Task to carry out: In the material below, the lines containing the word "BasementAvgQuality" are required; copy each of them.

[Figure dataset records]
-=-=-=-=-

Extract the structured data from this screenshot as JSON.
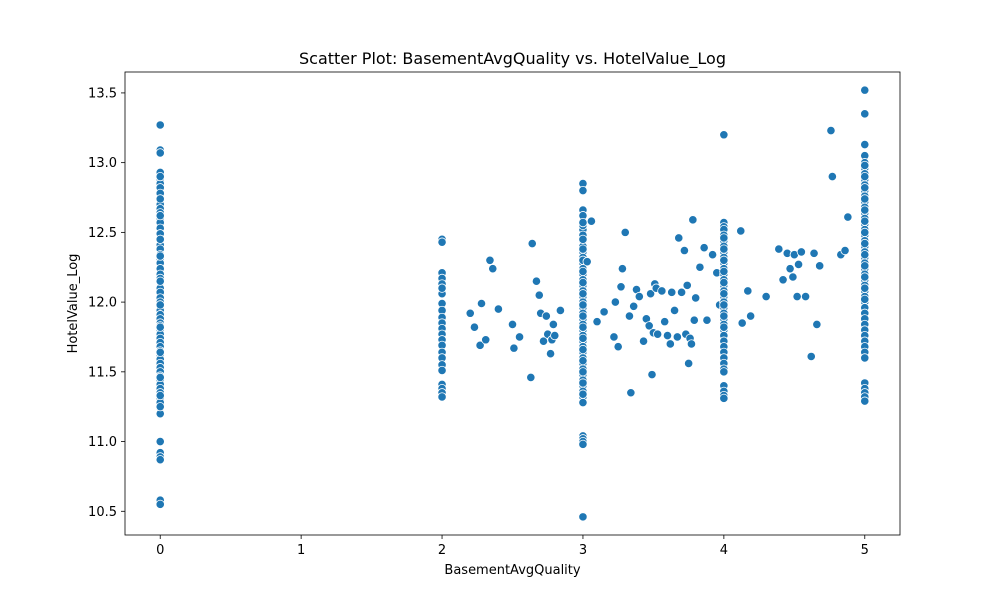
{
  "chart_data": {
    "type": "scatter",
    "title": "Scatter Plot: BasementAvgQuality vs. HotelValue_Log",
    "xlabel": "BasementAvgQuality",
    "ylabel": "HotelValue_Log",
    "xlim": [
      -0.25,
      5.25
    ],
    "ylim": [
      10.33,
      13.65
    ],
    "x_ticks": [
      0,
      1,
      2,
      3,
      4,
      5
    ],
    "x_tick_labels": [
      "0",
      "1",
      "2",
      "3",
      "4",
      "5"
    ],
    "y_ticks": [
      10.5,
      11.0,
      11.5,
      12.0,
      12.5,
      13.0,
      13.5
    ],
    "y_tick_labels": [
      "10.5",
      "11.0",
      "11.5",
      "12.0",
      "12.5",
      "13.0",
      "13.5"
    ],
    "grid": false,
    "legend": "none",
    "color": "#1f77b4",
    "x": [
      0,
      0,
      0,
      0,
      0,
      0,
      0,
      0,
      0,
      0,
      0,
      0,
      0,
      0,
      0,
      0,
      0,
      0,
      0,
      0,
      0,
      0,
      0,
      0,
      0,
      0,
      0,
      0,
      0,
      0,
      0,
      0,
      0,
      0,
      0,
      0,
      0,
      0,
      0,
      0,
      0,
      0,
      0,
      0,
      0,
      0,
      0,
      0,
      0,
      0,
      0,
      0,
      0,
      0,
      0,
      0,
      0,
      0,
      0,
      0,
      0,
      0,
      0,
      0,
      0,
      0,
      0,
      0,
      0,
      0,
      0,
      0,
      0,
      0,
      2,
      2,
      2,
      2,
      2,
      2,
      2,
      2,
      2,
      2,
      2,
      2,
      2,
      2,
      2,
      2,
      2,
      2,
      2,
      2,
      2,
      2,
      2,
      2.2,
      2.23,
      2.27,
      2.28,
      2.31,
      2.34,
      2.36,
      2.4,
      2.5,
      2.51,
      2.55,
      2.63,
      2.64,
      2.67,
      2.69,
      2.7,
      2.72,
      2.74,
      2.75,
      2.77,
      2.78,
      2.79,
      2.8,
      2.84,
      3,
      3,
      3,
      3,
      3,
      3,
      3,
      3,
      3,
      3,
      3,
      3,
      3,
      3,
      3,
      3,
      3,
      3,
      3,
      3,
      3,
      3,
      3,
      3,
      3,
      3,
      3,
      3,
      3,
      3,
      3,
      3,
      3,
      3,
      3,
      3,
      3,
      3,
      3,
      3,
      3,
      3,
      3,
      3,
      3,
      3,
      3,
      3,
      3,
      3,
      3,
      3,
      3,
      3,
      3,
      3,
      3,
      3,
      3.03,
      3.06,
      3.1,
      3.15,
      3.22,
      3.23,
      3.25,
      3.27,
      3.28,
      3.3,
      3.33,
      3.34,
      3.36,
      3.38,
      3.4,
      3.43,
      3.45,
      3.47,
      3.48,
      3.49,
      3.5,
      3.51,
      3.52,
      3.53,
      3.56,
      3.58,
      3.6,
      3.62,
      3.63,
      3.65,
      3.67,
      3.68,
      3.7,
      3.72,
      3.73,
      3.74,
      3.75,
      3.76,
      3.77,
      3.78,
      3.79,
      3.8,
      3.83,
      3.86,
      3.88,
      3.92,
      3.95,
      3.97,
      4,
      4,
      4,
      4,
      4,
      4,
      4,
      4,
      4,
      4,
      4,
      4,
      4,
      4,
      4,
      4,
      4,
      4,
      4,
      4,
      4,
      4,
      4,
      4,
      4,
      4,
      4,
      4,
      4,
      4,
      4,
      4,
      4,
      4,
      4,
      4,
      4,
      4,
      4,
      4,
      4,
      4,
      4,
      4.12,
      4.13,
      4.17,
      4.19,
      4.3,
      4.39,
      4.42,
      4.45,
      4.47,
      4.49,
      4.5,
      4.52,
      4.53,
      4.55,
      4.58,
      4.62,
      4.64,
      4.66,
      4.68,
      4.76,
      4.77,
      4.83,
      4.86,
      4.88,
      5,
      5,
      5,
      5,
      5,
      5,
      5,
      5,
      5,
      5,
      5,
      5,
      5,
      5,
      5,
      5,
      5,
      5,
      5,
      5,
      5,
      5,
      5,
      5,
      5,
      5,
      5,
      5,
      5,
      5,
      5,
      5,
      5,
      5,
      5,
      5,
      5,
      5,
      5,
      5,
      5,
      5,
      5,
      5,
      5,
      5,
      5,
      5,
      5,
      5,
      5,
      5,
      5,
      5,
      5,
      5,
      5,
      5
    ],
    "y": [
      13.27,
      13.09,
      13.07,
      12.93,
      12.88,
      12.85,
      12.82,
      12.78,
      12.73,
      12.7,
      12.67,
      12.64,
      12.6,
      12.57,
      12.53,
      12.49,
      12.45,
      12.41,
      12.38,
      12.34,
      12.31,
      12.28,
      12.24,
      12.2,
      12.17,
      12.14,
      12.1,
      12.07,
      12.03,
      12.0,
      11.97,
      11.94,
      11.91,
      11.88,
      11.85,
      11.83,
      11.8,
      11.77,
      11.74,
      11.71,
      11.68,
      11.65,
      11.62,
      11.59,
      11.56,
      11.53,
      11.5,
      11.47,
      11.44,
      11.41,
      11.38,
      11.35,
      11.31,
      11.28,
      11.24,
      11.2,
      11.0,
      10.92,
      10.89,
      10.87,
      10.58,
      10.55,
      12.9,
      12.74,
      12.62,
      12.45,
      12.33,
      12.15,
      11.98,
      11.82,
      11.64,
      11.46,
      11.33,
      11.25,
      12.45,
      12.43,
      12.21,
      12.17,
      12.13,
      12.06,
      11.99,
      11.94,
      11.89,
      11.85,
      11.81,
      11.77,
      11.73,
      11.69,
      11.64,
      11.6,
      11.55,
      11.51,
      11.41,
      11.38,
      11.35,
      11.32,
      12.1,
      11.92,
      11.82,
      11.69,
      11.99,
      11.73,
      12.3,
      12.24,
      11.95,
      11.84,
      11.67,
      11.75,
      11.46,
      12.42,
      12.15,
      12.05,
      11.92,
      11.72,
      11.9,
      11.77,
      11.63,
      11.73,
      11.84,
      11.76,
      11.94,
      12.85,
      12.8,
      12.66,
      12.52,
      12.48,
      12.44,
      12.4,
      12.36,
      12.32,
      12.28,
      12.24,
      12.2,
      12.16,
      12.12,
      12.08,
      12.04,
      12.0,
      11.96,
      11.92,
      11.88,
      11.84,
      11.8,
      11.76,
      11.72,
      11.68,
      11.64,
      11.6,
      11.56,
      11.52,
      11.48,
      11.44,
      11.4,
      11.36,
      11.32,
      11.28,
      11.04,
      11.02,
      11.0,
      10.98,
      10.46,
      12.55,
      12.45,
      12.38,
      12.3,
      12.22,
      12.14,
      12.06,
      11.98,
      11.9,
      11.82,
      11.74,
      11.66,
      11.58,
      11.5,
      11.42,
      11.34,
      12.62,
      12.57,
      12.29,
      12.58,
      11.86,
      11.93,
      11.75,
      12.0,
      11.68,
      12.11,
      12.24,
      12.5,
      11.9,
      11.35,
      11.97,
      12.09,
      12.04,
      11.72,
      11.88,
      11.83,
      12.06,
      11.48,
      11.78,
      12.13,
      12.1,
      11.77,
      12.08,
      11.86,
      11.76,
      11.7,
      12.07,
      11.94,
      11.75,
      12.46,
      12.07,
      12.37,
      11.77,
      12.12,
      11.56,
      11.74,
      11.7,
      12.59,
      11.87,
      12.03,
      12.25,
      12.39,
      11.87,
      12.34,
      12.21,
      11.98,
      12.57,
      12.54,
      12.52,
      12.48,
      12.44,
      12.4,
      12.36,
      12.32,
      12.28,
      12.24,
      12.2,
      12.16,
      12.12,
      12.08,
      12.04,
      12.0,
      11.96,
      11.92,
      11.88,
      11.84,
      11.8,
      11.76,
      11.72,
      11.68,
      11.64,
      11.6,
      11.56,
      11.52,
      11.5,
      11.4,
      11.36,
      11.33,
      11.31,
      13.2,
      12.46,
      12.38,
      12.3,
      12.22,
      12.14,
      12.06,
      11.98,
      11.9,
      11.82,
      12.51,
      11.85,
      12.08,
      11.9,
      12.04,
      12.38,
      12.16,
      12.35,
      12.24,
      12.18,
      12.34,
      12.04,
      12.27,
      12.36,
      12.04,
      11.61,
      12.35,
      11.84,
      12.26,
      13.23,
      12.9,
      12.34,
      12.37,
      12.61,
      13.52,
      13.35,
      13.13,
      13.05,
      13.0,
      12.96,
      12.92,
      12.88,
      12.84,
      12.8,
      12.76,
      12.72,
      12.68,
      12.64,
      12.6,
      12.56,
      12.52,
      12.48,
      12.44,
      12.4,
      12.36,
      12.32,
      12.28,
      12.24,
      12.2,
      12.16,
      12.12,
      12.08,
      12.04,
      12.0,
      11.96,
      11.92,
      11.88,
      11.84,
      11.8,
      11.76,
      11.72,
      11.68,
      11.64,
      11.6,
      11.42,
      11.38,
      11.35,
      11.32,
      11.29,
      12.98,
      12.9,
      12.82,
      12.74,
      12.66,
      12.58,
      12.5,
      12.42,
      12.34,
      12.26,
      12.18,
      12.1,
      12.02
    ]
  }
}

-=-=-=-=-

Solution below:
    "title": "Scatter Plot: BasementAvgQuality vs. HotelValue_Log",
    "xlabel": "BasementAvgQuality",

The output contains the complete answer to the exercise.